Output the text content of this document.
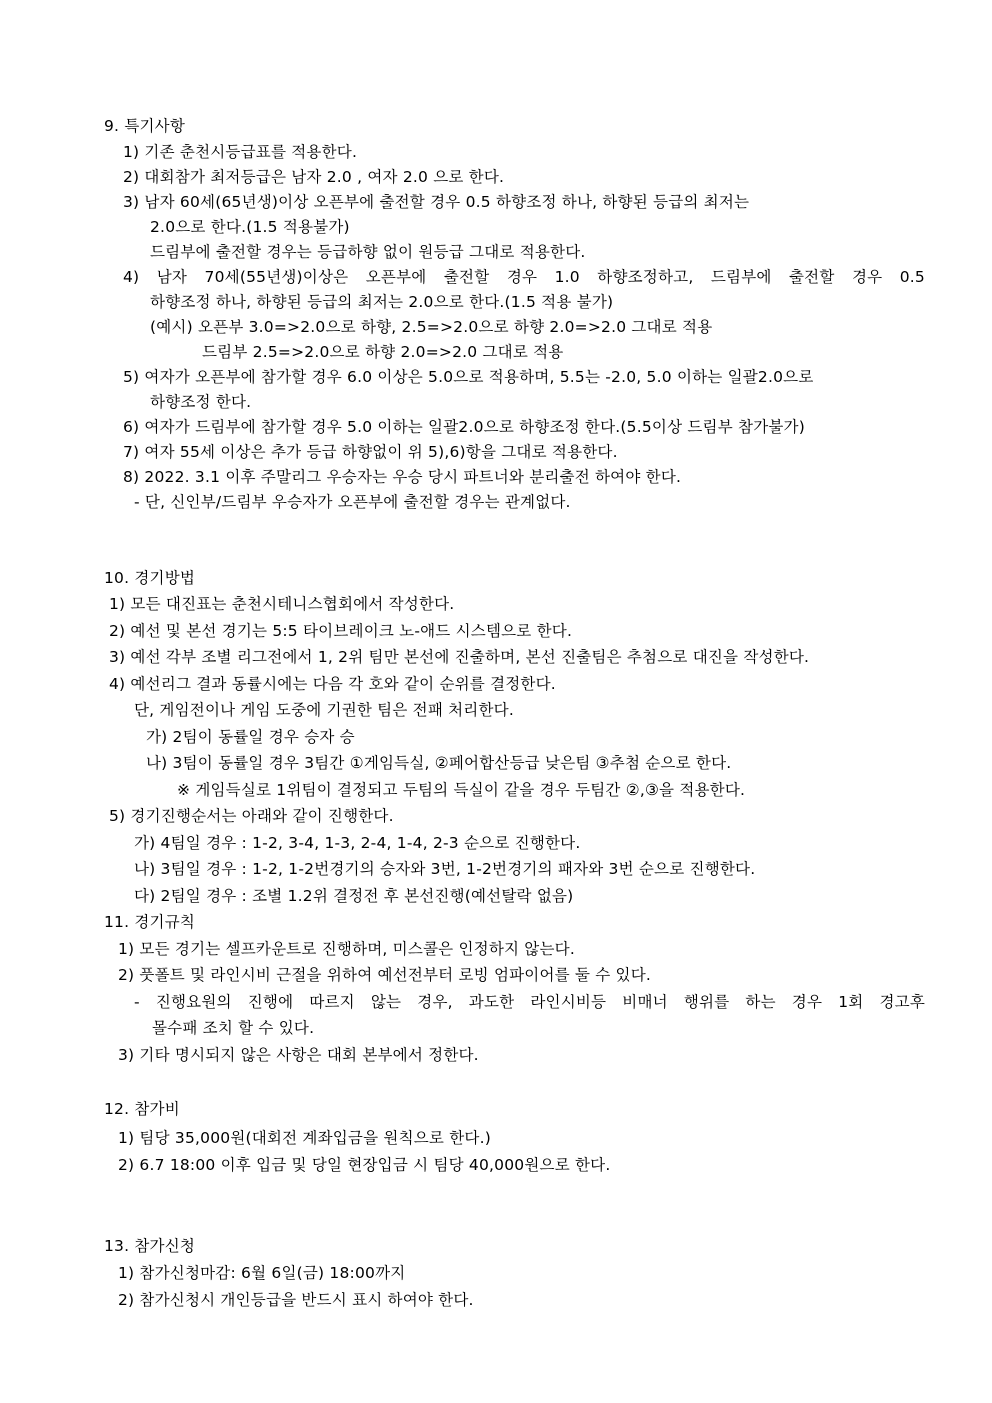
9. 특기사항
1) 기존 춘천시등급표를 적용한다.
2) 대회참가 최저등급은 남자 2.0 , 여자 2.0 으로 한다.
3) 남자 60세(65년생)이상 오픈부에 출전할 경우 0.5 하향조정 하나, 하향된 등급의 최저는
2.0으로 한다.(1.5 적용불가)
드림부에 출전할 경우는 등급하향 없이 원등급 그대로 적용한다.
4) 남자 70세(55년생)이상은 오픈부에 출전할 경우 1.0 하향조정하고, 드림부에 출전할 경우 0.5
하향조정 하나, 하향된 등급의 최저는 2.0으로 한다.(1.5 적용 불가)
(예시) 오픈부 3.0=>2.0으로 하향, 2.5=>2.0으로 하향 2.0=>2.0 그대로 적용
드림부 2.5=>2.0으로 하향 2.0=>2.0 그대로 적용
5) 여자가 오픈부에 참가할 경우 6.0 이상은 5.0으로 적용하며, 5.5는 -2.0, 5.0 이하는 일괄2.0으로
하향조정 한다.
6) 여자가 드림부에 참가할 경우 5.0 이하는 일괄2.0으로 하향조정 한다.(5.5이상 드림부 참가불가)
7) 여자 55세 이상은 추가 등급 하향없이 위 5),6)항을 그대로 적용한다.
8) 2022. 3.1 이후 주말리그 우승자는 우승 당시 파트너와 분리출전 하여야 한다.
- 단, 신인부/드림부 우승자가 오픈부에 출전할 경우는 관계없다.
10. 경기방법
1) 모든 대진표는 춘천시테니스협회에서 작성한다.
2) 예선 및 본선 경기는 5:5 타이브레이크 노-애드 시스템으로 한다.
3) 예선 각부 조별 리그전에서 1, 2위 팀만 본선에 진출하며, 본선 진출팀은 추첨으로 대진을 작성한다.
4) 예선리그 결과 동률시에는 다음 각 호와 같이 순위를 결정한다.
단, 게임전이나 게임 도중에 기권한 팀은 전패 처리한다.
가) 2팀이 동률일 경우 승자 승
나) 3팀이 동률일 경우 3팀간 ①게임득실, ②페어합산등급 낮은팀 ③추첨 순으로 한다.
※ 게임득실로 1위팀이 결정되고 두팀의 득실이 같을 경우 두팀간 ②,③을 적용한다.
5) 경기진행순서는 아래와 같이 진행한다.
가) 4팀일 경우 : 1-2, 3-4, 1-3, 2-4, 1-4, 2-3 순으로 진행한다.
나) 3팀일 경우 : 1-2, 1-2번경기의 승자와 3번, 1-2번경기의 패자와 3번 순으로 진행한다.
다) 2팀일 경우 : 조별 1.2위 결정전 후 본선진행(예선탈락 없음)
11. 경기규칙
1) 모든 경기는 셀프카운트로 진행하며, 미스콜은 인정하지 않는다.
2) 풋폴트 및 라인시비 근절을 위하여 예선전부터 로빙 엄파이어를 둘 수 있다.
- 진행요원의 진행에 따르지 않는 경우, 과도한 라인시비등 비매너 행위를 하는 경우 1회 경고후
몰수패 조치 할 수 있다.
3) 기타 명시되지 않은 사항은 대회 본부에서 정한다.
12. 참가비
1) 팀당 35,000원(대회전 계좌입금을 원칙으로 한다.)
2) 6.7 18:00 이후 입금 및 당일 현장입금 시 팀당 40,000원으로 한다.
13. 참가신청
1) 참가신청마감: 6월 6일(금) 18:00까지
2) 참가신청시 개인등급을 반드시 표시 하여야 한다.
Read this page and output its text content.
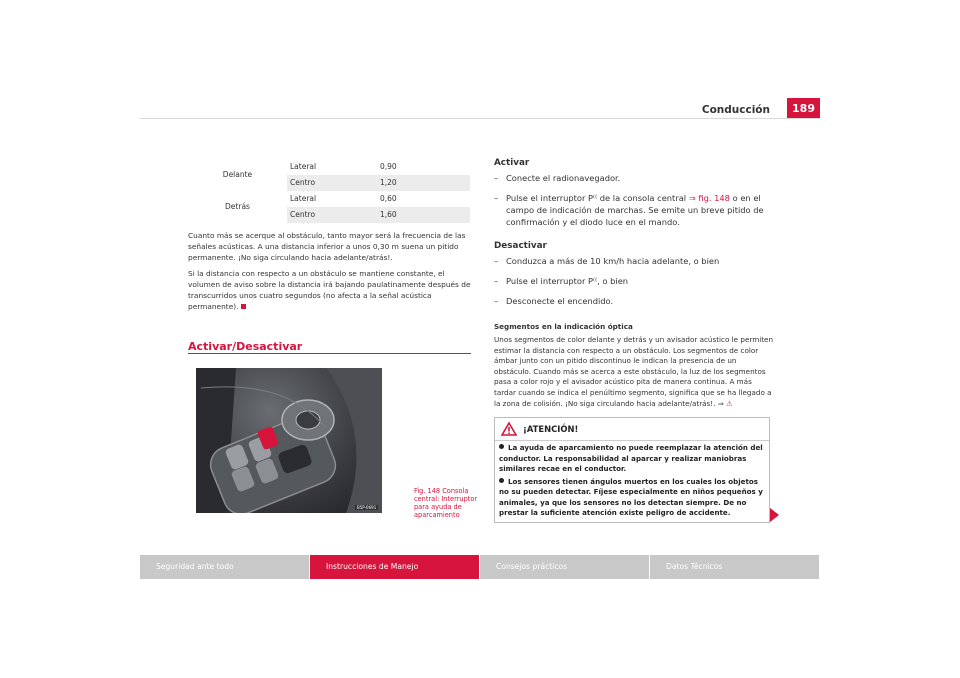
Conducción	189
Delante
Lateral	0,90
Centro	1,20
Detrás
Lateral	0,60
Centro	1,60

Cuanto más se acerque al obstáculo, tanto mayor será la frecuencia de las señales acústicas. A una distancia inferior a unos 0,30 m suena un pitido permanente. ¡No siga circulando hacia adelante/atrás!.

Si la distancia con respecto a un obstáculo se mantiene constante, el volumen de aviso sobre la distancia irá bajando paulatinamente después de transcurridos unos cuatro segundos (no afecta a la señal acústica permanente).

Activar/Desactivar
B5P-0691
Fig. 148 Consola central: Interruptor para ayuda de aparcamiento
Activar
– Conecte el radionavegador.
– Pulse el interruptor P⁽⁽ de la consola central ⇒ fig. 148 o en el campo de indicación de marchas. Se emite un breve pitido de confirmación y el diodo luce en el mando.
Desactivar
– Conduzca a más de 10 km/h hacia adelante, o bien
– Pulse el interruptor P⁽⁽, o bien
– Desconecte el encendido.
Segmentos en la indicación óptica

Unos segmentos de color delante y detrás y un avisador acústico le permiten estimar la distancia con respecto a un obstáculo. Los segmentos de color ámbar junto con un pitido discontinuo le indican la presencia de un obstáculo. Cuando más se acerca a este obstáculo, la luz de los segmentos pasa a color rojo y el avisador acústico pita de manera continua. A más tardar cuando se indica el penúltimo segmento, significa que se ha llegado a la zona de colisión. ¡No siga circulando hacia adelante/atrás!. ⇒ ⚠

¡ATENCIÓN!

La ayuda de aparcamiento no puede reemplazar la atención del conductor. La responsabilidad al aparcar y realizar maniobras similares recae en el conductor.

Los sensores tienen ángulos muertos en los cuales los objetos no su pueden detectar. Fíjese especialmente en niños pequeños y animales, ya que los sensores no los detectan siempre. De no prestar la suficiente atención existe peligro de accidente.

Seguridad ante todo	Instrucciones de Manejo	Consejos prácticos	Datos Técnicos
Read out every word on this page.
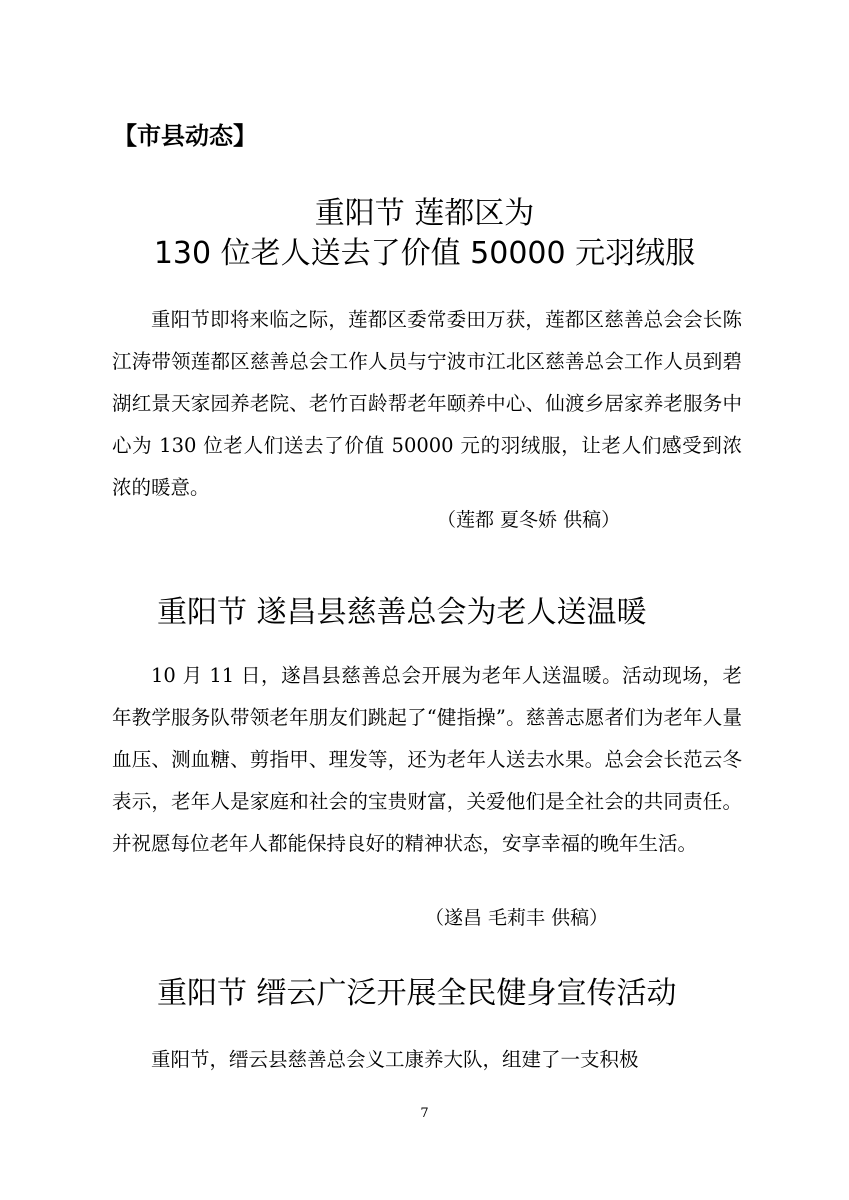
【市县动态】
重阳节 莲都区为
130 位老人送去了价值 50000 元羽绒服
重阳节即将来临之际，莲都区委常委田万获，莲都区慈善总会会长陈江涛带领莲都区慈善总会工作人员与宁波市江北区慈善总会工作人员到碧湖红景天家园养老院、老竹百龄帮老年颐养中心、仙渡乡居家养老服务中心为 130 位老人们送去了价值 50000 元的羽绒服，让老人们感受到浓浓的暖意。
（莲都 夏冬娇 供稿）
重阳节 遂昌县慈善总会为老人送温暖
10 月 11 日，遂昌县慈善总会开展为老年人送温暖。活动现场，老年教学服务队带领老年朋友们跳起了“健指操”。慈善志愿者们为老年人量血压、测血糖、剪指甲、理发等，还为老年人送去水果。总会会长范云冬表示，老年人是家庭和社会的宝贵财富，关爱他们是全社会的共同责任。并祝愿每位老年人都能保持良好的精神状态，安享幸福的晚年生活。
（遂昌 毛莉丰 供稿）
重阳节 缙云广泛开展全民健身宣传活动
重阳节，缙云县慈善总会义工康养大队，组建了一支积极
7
----
Exercise description: From the listing above, copy all lines holding the word "aparcamiento".

Expected answer:
Fig. 148 Consola central: Interruptor para ayuda de aparcamiento
La ayuda de aparcamiento no puede reemplazar la atención del conductor. La responsabilidad al aparcar y realizar maniobras similares recae en el conductor.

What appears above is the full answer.